→ Stated exercise
Count the lines containing "like". Give the number alone.

→ Given entries
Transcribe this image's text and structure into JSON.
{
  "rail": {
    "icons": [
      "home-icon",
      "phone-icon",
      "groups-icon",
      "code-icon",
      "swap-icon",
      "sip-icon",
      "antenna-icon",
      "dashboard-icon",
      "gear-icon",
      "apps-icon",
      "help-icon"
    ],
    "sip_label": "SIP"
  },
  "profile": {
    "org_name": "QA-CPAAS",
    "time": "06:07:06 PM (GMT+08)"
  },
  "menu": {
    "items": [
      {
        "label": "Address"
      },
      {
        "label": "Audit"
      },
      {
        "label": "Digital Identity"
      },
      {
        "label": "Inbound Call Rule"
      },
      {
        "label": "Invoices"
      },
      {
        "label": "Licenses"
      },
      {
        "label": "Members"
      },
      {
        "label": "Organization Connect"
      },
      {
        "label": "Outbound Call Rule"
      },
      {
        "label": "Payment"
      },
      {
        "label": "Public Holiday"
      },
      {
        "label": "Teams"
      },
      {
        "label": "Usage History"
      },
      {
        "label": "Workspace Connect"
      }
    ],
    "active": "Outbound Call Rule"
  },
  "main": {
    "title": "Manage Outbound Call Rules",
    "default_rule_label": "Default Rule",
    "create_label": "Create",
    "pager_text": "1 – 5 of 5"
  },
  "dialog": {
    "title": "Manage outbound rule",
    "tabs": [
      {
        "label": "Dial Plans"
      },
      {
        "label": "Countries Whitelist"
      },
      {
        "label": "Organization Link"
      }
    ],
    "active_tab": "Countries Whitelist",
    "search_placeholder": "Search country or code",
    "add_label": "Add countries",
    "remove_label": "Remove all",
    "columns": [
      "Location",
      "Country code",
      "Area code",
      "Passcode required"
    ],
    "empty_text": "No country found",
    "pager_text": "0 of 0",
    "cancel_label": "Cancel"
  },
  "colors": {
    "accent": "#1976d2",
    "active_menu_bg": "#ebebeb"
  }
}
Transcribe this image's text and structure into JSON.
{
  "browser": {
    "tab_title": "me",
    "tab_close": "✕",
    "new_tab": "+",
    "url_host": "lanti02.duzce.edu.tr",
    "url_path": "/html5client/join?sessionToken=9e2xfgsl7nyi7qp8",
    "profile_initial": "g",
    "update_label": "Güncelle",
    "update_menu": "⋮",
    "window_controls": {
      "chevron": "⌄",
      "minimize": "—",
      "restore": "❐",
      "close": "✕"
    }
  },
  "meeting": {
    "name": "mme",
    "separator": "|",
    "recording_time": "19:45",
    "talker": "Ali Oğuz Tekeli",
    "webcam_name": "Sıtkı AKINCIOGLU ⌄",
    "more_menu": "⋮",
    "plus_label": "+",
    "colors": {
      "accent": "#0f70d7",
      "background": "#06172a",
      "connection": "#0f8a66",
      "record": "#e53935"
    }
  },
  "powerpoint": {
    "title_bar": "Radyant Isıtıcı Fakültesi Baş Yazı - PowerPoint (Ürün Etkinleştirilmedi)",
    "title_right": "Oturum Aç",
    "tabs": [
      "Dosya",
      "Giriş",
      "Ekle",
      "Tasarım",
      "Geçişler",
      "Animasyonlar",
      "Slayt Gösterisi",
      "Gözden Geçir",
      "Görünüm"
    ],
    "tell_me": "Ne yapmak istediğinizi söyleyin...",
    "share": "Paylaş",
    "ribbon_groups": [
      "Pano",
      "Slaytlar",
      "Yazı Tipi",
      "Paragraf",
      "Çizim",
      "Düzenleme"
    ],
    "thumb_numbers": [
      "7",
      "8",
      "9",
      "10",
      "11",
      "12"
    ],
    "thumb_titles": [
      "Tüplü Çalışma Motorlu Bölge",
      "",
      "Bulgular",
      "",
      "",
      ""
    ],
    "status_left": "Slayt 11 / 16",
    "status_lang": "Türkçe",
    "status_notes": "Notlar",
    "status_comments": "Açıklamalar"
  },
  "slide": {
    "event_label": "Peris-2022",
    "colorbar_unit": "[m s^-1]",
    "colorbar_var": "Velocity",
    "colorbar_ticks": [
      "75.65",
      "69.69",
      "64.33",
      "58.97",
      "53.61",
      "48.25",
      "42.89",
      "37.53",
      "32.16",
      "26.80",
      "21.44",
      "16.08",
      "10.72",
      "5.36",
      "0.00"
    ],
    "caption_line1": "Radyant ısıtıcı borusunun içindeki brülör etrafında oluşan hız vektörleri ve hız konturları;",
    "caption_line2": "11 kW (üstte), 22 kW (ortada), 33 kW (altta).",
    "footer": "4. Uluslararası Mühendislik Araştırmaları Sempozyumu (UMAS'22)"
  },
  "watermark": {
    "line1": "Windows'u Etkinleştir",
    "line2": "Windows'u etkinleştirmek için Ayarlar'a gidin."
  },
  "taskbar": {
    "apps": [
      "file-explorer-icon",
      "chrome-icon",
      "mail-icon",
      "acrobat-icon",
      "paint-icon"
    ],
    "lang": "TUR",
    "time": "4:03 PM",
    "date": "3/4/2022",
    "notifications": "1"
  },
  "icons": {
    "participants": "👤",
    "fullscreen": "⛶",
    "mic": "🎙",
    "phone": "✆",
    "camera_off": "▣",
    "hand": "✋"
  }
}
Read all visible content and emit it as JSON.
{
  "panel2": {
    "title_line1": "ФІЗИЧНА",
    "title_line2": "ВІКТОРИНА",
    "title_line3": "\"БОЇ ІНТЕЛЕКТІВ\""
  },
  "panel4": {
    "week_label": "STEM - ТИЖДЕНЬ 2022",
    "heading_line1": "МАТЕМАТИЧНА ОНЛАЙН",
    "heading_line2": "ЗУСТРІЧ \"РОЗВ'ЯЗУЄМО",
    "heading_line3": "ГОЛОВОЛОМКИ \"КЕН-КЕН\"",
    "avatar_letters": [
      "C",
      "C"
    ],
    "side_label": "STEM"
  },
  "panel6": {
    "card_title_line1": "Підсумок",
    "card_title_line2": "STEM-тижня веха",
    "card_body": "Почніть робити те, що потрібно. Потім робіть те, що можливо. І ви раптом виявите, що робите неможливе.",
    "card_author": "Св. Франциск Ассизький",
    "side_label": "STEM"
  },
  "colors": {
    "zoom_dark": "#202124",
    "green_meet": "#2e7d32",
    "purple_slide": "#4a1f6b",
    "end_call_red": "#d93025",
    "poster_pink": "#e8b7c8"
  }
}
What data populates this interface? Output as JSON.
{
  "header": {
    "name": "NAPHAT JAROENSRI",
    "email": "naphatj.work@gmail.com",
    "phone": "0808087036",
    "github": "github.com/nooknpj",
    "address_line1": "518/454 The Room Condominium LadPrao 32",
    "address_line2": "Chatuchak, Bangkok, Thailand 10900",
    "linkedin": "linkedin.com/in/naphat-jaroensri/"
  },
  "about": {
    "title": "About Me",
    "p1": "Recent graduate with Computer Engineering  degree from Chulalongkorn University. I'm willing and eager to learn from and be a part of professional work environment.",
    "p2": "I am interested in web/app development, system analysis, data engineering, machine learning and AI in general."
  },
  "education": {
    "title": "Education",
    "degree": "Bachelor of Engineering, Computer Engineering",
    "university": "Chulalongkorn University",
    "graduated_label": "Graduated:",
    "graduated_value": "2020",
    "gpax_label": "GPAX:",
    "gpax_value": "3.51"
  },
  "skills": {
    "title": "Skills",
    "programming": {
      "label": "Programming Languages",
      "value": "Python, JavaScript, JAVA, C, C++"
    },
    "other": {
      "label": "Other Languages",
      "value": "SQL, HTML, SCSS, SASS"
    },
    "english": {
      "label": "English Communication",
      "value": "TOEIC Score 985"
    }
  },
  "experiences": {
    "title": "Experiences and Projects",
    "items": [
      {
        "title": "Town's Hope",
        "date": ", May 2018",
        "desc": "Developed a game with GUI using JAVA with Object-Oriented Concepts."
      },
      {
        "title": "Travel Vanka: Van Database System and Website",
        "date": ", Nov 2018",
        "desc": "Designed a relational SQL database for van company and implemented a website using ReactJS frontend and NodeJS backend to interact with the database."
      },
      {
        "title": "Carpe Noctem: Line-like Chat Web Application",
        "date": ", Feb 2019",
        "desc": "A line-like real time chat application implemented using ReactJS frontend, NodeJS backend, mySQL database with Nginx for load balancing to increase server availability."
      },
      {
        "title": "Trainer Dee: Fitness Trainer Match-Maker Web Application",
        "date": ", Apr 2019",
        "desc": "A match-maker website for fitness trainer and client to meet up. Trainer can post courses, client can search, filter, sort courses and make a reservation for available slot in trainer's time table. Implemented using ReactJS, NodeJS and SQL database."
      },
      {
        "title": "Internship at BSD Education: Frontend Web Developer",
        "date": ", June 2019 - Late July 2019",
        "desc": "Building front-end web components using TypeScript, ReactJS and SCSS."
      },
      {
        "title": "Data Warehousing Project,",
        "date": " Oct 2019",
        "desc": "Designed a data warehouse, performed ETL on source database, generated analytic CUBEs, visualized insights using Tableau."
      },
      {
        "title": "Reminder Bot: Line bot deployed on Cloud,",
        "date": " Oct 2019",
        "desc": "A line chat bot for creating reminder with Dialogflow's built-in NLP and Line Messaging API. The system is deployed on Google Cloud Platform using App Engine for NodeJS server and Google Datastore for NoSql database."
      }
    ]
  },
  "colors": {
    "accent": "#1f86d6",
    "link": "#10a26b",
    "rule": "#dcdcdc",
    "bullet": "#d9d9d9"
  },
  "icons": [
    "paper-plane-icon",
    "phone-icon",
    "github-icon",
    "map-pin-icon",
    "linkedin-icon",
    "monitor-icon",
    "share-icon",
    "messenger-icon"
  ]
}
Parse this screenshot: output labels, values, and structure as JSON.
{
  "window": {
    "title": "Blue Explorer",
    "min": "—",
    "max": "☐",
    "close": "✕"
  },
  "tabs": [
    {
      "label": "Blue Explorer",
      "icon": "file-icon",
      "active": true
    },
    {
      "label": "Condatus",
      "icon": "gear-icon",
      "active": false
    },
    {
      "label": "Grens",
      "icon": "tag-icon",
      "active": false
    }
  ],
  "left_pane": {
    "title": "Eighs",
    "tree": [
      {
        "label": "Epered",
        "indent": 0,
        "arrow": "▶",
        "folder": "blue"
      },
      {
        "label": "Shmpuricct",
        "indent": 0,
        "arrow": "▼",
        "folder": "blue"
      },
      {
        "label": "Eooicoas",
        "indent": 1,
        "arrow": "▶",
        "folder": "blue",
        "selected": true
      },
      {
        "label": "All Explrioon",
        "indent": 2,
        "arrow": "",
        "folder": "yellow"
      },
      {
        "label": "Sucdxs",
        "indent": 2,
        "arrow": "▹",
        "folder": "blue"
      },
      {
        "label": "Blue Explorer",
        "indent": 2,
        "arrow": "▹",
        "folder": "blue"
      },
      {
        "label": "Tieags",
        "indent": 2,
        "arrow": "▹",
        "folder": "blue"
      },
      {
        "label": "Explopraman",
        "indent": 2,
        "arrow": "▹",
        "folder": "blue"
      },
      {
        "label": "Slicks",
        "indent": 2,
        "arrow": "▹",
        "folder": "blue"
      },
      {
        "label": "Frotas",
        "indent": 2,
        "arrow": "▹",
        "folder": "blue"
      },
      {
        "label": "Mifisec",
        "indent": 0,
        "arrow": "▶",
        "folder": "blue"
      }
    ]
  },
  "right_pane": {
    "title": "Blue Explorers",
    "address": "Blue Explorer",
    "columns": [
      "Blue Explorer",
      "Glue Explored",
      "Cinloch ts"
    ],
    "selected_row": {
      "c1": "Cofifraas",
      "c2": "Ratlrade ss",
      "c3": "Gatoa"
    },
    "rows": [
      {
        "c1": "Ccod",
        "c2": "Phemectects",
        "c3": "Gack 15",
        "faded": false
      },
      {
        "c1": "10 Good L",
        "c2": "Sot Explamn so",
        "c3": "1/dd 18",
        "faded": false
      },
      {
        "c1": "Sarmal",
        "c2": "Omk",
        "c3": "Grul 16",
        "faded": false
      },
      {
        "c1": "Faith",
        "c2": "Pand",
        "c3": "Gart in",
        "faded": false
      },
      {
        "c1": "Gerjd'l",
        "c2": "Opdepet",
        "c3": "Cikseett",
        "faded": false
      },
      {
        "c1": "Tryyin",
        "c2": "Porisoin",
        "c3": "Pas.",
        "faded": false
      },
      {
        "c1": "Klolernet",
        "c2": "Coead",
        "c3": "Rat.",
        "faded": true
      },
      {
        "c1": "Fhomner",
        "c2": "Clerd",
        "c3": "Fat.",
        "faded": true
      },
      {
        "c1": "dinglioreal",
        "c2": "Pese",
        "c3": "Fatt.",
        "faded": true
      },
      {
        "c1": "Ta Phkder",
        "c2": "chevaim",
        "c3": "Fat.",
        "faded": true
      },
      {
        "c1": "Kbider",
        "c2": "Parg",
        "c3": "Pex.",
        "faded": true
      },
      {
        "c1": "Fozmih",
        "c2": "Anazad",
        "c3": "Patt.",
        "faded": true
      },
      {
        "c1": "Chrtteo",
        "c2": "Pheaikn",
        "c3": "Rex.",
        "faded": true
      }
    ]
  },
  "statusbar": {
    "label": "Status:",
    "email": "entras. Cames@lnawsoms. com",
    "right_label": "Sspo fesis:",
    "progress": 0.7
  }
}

→ Problem solution
2